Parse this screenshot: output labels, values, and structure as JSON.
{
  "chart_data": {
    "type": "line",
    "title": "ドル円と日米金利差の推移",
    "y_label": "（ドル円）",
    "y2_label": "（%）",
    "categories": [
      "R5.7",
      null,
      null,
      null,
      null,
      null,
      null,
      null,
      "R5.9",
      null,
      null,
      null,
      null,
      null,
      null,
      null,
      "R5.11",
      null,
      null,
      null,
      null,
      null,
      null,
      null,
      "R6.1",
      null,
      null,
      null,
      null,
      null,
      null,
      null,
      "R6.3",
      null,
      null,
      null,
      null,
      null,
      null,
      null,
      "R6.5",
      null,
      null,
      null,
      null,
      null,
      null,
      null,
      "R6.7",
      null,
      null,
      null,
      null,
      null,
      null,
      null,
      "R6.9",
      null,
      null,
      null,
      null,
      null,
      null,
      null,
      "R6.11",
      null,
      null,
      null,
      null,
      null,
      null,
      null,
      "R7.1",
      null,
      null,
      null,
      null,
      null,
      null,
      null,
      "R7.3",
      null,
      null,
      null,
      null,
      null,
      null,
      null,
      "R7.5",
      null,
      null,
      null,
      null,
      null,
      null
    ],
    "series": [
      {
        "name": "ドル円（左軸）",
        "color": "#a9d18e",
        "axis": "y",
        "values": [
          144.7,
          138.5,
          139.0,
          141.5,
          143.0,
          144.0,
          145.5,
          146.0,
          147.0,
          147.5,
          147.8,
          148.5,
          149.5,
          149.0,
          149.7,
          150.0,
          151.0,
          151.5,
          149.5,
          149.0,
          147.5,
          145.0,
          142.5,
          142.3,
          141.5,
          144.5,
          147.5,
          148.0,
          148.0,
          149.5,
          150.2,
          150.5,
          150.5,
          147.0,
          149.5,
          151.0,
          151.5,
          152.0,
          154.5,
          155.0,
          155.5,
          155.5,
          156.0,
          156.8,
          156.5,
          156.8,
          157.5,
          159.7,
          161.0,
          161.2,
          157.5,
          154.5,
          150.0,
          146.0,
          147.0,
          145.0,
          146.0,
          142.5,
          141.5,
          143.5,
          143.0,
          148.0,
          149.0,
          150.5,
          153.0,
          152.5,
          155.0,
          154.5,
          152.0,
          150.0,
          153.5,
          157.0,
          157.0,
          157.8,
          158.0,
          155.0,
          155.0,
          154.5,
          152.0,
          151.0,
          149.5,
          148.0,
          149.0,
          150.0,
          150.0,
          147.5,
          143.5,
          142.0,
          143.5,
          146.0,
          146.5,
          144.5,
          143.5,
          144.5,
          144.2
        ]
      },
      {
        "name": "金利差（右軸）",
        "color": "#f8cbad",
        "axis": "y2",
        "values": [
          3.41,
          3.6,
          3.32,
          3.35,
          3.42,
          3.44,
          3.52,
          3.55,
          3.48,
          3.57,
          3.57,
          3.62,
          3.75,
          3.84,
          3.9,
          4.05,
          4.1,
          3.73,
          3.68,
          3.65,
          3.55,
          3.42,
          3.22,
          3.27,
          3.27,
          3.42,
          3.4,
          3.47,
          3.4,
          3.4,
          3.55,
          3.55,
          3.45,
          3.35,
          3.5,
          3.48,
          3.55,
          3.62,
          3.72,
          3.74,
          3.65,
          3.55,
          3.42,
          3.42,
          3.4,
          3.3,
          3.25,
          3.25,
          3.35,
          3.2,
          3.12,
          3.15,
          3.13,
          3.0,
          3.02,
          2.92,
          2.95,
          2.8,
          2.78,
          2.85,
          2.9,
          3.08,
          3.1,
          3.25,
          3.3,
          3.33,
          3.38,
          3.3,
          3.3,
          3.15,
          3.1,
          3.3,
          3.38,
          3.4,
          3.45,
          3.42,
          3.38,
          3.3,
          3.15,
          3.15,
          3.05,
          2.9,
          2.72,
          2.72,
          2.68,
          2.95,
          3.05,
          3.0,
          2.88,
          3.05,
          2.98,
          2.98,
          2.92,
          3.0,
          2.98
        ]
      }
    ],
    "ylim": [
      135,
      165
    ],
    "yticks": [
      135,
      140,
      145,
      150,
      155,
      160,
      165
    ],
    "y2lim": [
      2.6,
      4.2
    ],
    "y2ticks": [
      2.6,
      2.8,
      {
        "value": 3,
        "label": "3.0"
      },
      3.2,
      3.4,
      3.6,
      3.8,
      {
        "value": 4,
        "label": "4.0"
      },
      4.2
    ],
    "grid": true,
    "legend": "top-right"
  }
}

## Goal
Please set down each line of the records exactly as given.

## Answer to this problem
Parse this screenshot: output labels, values, and structure as JSON.
{
  "chart_data": {
    "type": "line",
    "title": "ドル円と日米金利差の推移",
    "y_label": "（ドル円）",
    "y2_label": "（%）",
    "categories": [
      "R5.7",
      null,
      null,
      null,
      null,
      null,
      null,
      null,
      "R5.9",
      null,
      null,
      null,
      null,
      null,
      null,
      null,
      "R5.11",
      null,
      null,
      null,
      null,
      null,
      null,
      null,
      "R6.1",
      null,
      null,
      null,
      null,
      null,
      null,
      null,
      "R6.3",
      null,
      null,
      null,
      null,
      null,
      null,
      null,
      "R6.5",
      null,
      null,
      null,
      null,
      null,
      null,
      null,
      "R6.7",
      null,
      null,
      null,
      null,
      null,
      null,
      null,
      "R6.9",
      null,
      null,
      null,
      null,
      null,
      null,
      null,
      "R6.11",
      null,
      null,
      null,
      null,
      null,
      null,
      null,
      "R7.1",
      null,
      null,
      null,
      null,
      null,
      null,
      null,
      "R7.3",
      null,
      null,
      null,
      null,
      null,
      null,
      null,
      "R7.5",
      null,
      null,
      null,
      null,
      null,
      null
    ],
    "series": [
      {
        "name": "ドル円（左軸）",
        "color": "#a9d18e",
        "axis": "y",
        "values": [
          144.7,
          138.5,
          139.0,
          141.5,
          143.0,
          144.0,
          145.5,
          146.0,
          147.0,
          147.5,
          147.8,
          148.5,
          149.5,
          149.0,
          149.7,
          150.0,
          151.0,
          151.5,
          149.5,
          149.0,
          147.5,
          145.0,
          142.5,
          142.3,
          141.5,
          144.5,
          147.5,
          148.0,
          148.0,
          149.5,
          150.2,
          150.5,
          150.5,
          147.0,
          149.5,
          151.0,
          151.5,
          152.0,
          154.5,
          155.0,
          155.5,
          155.5,
          156.0,
          156.8,
          156.5,
          156.8,
          157.5,
          159.7,
          161.0,
          161.2,
          157.5,
          154.5,
          150.0,
          146.0,
          147.0,
          145.0,
          146.0,
          142.5,
          141.5,
          143.5,
          143.0,
          148.0,
          149.0,
          150.5,
          153.0,
          152.5,
          155.0,
          154.5,
          152.0,
          150.0,
          153.5,
          157.0,
          157.0,
          157.8,
          158.0,
          155.0,
          155.0,
          154.5,
          152.0,
          151.0,
          149.5,
          148.0,
          149.0,
          150.0,
          150.0,
          147.5,
          143.5,
          142.0,
          143.5,
          146.0,
          146.5,
          144.5,
          143.5,
          144.5,
          144.2
        ]
      },
      {
        "name": "金利差（右軸）",
        "color": "#f8cbad",
        "axis": "y2",
        "values": [
          3.41,
          3.6,
          3.32,
          3.35,
          3.42,
          3.44,
          3.52,
          3.55,
          3.48,
          3.57,
          3.57,
          3.62,
          3.75,
          3.84,
          3.9,
          4.05,
          4.1,
          3.73,
          3.68,
          3.65,
          3.55,
          3.42,
          3.22,
          3.27,
          3.27,
          3.42,
          3.4,
          3.47,
          3.4,
          3.4,
          3.55,
          3.55,
          3.45,
          3.35,
          3.5,
          3.48,
          3.55,
          3.62,
          3.72,
          3.74,
          3.65,
          3.55,
          3.42,
          3.42,
          3.4,
          3.3,
          3.25,
          3.25,
          3.35,
          3.2,
          3.12,
          3.15,
          3.13,
          3.0,
          3.02,
          2.92,
          2.95,
          2.8,
          2.78,
          2.85,
          2.9,
          3.08,
          3.1,
          3.25,
          3.3,
          3.33,
          3.38,
          3.3,
          3.3,
          3.15,
          3.1,
          3.3,
          3.38,
          3.4,
          3.45,
          3.42,
          3.38,
          3.3,
          3.15,
          3.15,
          3.05,
          2.9,
          2.72,
          2.72,
          2.68,
          2.95,
          3.05,
          3.0,
          2.88,
          3.05,
          2.98,
          2.98,
          2.92,
          3.0,
          2.98
        ]
      }
    ],
    "ylim": [
      135,
      165
    ],
    "yticks": [
      135,
      140,
      145,
      150,
      155,
      160,
      165
    ],
    "y2lim": [
      2.6,
      4.2
    ],
    "y2ticks": [
      2.6,
      2.8,
      {
        "value": 3,
        "label": "3.0"
      },
      3.2,
      3.4,
      3.6,
      3.8,
      {
        "value": 4,
        "label": "4.0"
      },
      4.2
    ],
    "grid": true,
    "legend": "top-right"
  }
}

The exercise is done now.